**Brief**: Identify every line in the records below that contains the word "Terran", and reproduce each one.

Dataset excerpts:
··········
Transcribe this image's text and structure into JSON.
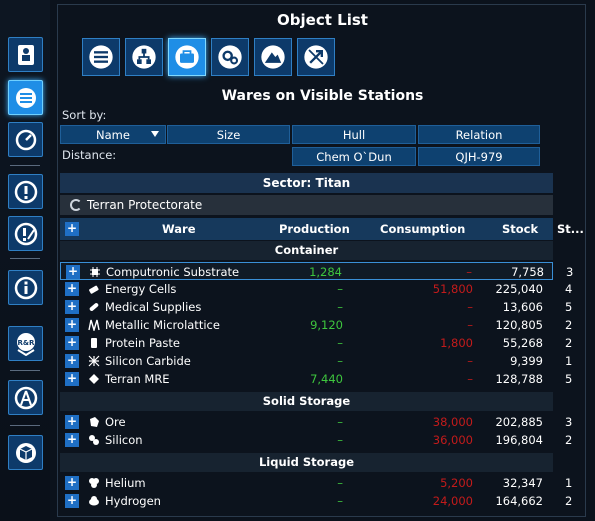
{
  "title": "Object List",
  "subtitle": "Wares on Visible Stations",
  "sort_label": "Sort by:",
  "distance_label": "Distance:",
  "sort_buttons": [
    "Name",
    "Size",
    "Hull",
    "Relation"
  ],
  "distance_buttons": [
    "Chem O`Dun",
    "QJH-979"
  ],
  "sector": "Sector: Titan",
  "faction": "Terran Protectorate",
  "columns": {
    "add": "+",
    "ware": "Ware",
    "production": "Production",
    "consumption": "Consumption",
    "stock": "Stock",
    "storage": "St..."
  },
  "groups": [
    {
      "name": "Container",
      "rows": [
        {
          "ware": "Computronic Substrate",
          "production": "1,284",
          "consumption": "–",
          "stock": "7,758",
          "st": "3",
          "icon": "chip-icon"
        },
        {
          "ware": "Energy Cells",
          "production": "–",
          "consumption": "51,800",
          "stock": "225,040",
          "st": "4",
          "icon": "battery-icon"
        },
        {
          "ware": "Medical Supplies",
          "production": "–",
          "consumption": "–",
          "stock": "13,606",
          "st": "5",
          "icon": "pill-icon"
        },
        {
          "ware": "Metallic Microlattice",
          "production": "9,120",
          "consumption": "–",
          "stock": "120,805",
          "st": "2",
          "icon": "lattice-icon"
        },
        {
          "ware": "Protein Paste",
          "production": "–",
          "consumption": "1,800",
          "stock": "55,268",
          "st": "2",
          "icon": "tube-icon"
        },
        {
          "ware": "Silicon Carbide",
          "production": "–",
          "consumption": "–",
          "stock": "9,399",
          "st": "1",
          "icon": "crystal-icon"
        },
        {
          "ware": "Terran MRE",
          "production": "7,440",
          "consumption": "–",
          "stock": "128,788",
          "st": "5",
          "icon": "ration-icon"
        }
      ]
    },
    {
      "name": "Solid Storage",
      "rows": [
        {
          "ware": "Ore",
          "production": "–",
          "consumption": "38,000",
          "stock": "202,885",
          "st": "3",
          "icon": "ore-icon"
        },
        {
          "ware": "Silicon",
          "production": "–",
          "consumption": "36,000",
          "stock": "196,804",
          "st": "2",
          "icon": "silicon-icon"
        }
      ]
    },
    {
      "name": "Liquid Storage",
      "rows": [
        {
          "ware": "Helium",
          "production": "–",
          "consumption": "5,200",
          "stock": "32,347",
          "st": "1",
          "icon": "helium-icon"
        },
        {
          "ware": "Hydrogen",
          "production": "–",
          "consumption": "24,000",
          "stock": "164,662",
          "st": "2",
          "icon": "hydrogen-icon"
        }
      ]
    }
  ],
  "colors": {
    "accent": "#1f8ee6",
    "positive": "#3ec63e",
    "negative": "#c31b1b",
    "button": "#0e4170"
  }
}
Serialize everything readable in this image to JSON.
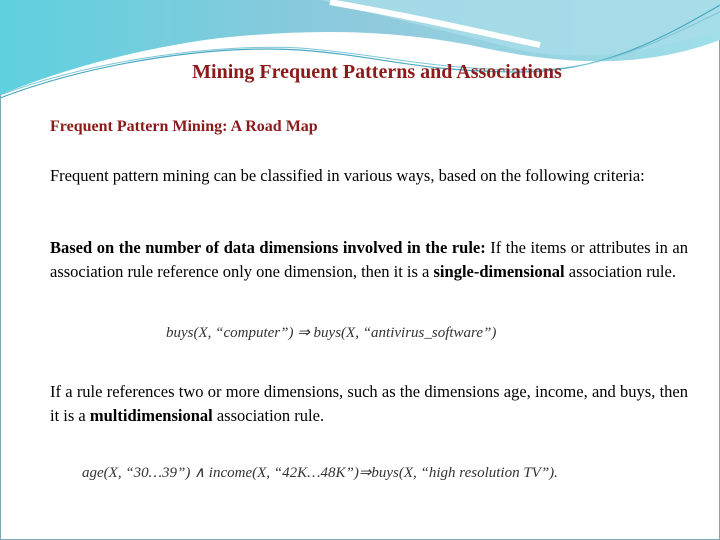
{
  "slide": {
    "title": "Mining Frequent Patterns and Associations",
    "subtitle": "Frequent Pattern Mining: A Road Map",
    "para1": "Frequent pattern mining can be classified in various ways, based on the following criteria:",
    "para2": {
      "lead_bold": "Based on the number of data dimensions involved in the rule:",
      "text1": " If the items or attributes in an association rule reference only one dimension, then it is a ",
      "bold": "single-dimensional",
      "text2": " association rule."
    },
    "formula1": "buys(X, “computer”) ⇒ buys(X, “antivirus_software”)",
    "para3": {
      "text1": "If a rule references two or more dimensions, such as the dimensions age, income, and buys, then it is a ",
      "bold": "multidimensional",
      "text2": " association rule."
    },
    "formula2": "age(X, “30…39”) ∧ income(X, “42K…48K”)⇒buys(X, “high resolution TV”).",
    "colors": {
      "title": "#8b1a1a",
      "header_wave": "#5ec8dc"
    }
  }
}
··········
**Task output**:
  "faction": "Terran Protectorate",
          "ware": "Terran MRE",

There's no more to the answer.